Source records
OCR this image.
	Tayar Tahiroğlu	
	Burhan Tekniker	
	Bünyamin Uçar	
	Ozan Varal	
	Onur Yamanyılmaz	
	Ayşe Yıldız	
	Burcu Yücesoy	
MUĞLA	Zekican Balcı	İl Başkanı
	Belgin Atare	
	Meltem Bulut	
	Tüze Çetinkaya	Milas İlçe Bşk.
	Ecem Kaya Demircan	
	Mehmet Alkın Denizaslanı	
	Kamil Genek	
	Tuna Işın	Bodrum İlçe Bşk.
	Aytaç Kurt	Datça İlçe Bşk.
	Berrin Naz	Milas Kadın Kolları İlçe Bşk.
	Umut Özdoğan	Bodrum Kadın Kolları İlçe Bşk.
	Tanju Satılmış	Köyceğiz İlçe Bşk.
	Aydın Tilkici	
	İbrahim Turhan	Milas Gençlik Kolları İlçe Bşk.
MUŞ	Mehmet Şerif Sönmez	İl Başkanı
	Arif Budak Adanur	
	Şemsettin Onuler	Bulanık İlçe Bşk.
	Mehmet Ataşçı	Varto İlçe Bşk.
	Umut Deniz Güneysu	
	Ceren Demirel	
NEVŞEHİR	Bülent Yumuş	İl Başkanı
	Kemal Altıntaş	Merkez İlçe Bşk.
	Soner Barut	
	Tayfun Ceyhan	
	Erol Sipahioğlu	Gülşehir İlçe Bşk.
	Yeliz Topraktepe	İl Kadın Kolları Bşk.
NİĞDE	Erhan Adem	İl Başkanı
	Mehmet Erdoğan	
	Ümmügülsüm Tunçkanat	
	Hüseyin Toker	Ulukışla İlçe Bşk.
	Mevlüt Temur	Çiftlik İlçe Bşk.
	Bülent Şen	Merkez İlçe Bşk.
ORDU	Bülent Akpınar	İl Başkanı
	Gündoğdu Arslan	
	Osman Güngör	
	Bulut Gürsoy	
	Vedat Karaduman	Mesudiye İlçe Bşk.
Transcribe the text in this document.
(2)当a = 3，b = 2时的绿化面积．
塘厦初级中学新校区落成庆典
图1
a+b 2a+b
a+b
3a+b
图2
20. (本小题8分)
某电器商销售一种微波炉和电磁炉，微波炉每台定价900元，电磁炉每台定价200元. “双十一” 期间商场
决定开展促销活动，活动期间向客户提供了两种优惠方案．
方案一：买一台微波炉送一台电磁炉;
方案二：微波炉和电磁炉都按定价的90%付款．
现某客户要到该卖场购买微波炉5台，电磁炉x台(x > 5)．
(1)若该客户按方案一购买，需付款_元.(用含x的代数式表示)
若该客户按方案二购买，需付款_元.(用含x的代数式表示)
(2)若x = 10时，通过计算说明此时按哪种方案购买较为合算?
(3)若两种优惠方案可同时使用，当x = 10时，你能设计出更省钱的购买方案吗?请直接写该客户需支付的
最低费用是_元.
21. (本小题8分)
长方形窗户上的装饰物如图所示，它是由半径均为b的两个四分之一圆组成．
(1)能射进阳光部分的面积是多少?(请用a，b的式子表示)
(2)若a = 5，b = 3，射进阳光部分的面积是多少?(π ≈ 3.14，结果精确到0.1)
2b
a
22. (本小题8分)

§ **GOAL**
Show the data once more, exactly as it was written.

§ **REPLY**
OCR this image.
	Tayar Tahiroğlu	
	Burhan Tekniker	
	Bünyamin Uçar	
	Ozan Varal	
	Onur Yamanyılmaz	
	Ayşe Yıldız	
	Burcu Yücesoy	
MUĞLA	Zekican Balcı	İl Başkanı
	Belgin Atare	
	Meltem Bulut	
	Tüze Çetinkaya	Milas İlçe Bşk.
	Ecem Kaya Demircan	
	Mehmet Alkın Denizaslanı	
	Kamil Genek	
	Tuna Işın	Bodrum İlçe Bşk.
	Aytaç Kurt	Datça İlçe Bşk.
	Berrin Naz	Milas Kadın Kolları İlçe Bşk.
	Umut Özdoğan	Bodrum Kadın Kolları İlçe Bşk.
	Tanju Satılmış	Köyceğiz İlçe Bşk.
	Aydın Tilkici	
	İbrahim Turhan	Milas Gençlik Kolları İlçe Bşk.
MUŞ	Mehmet Şerif Sönmez	İl Başkanı
	Arif Budak Adanur	
	Şemsettin Onuler	Bulanık İlçe Bşk.
	Mehmet Ataşçı	Varto İlçe Bşk.
	Umut Deniz Güneysu	
	Ceren Demirel	
NEVŞEHİR	Bülent Yumuş	İl Başkanı
	Kemal Altıntaş	Merkez İlçe Bşk.
	Soner Barut	
	Tayfun Ceyhan	
	Erol Sipahioğlu	Gülşehir İlçe Bşk.
	Yeliz Topraktepe	İl Kadın Kolları Bşk.
NİĞDE	Erhan Adem	İl Başkanı
	Mehmet Erdoğan	
	Ümmügülsüm Tunçkanat	
	Hüseyin Toker	Ulukışla İlçe Bşk.
	Mevlüt Temur	Çiftlik İlçe Bşk.
	Bülent Şen	Merkez İlçe Bşk.
ORDU	Bülent Akpınar	İl Başkanı
	Gündoğdu Arslan	
	Osman Güngör	
	Bulut Gürsoy	
	Vedat Karaduman	Mesudiye İlçe Bşk.
Transcribe the text in this document.
(2)当a = 3，b = 2时的绿化面积．
塘厦初级中学新校区落成庆典
图1
a+b 2a+b
a+b
3a+b
图2
20. (本小题8分)
某电器商销售一种微波炉和电磁炉，微波炉每台定价900元，电磁炉每台定价200元. “双十一” 期间商场
决定开展促销活动，活动期间向客户提供了两种优惠方案．
方案一：买一台微波炉送一台电磁炉;
方案二：微波炉和电磁炉都按定价的90%付款．
现某客户要到该卖场购买微波炉5台，电磁炉x台(x > 5)．
(1)若该客户按方案一购买，需付款_元.(用含x的代数式表示)
若该客户按方案二购买，需付款_元.(用含x的代数式表示)
(2)若x = 10时，通过计算说明此时按哪种方案购买较为合算?
(3)若两种优惠方案可同时使用，当x = 10时，你能设计出更省钱的购买方案吗?请直接写该客户需支付的
最低费用是_元.
21. (本小题8分)
长方形窗户上的装饰物如图所示，它是由半径均为b的两个四分之一圆组成．
(1)能射进阳光部分的面积是多少?(请用a，b的式子表示)
(2)若a = 5，b = 3，射进阳光部分的面积是多少?(π ≈ 3.14，结果精确到0.1)
2b
a
22. (本小题8分)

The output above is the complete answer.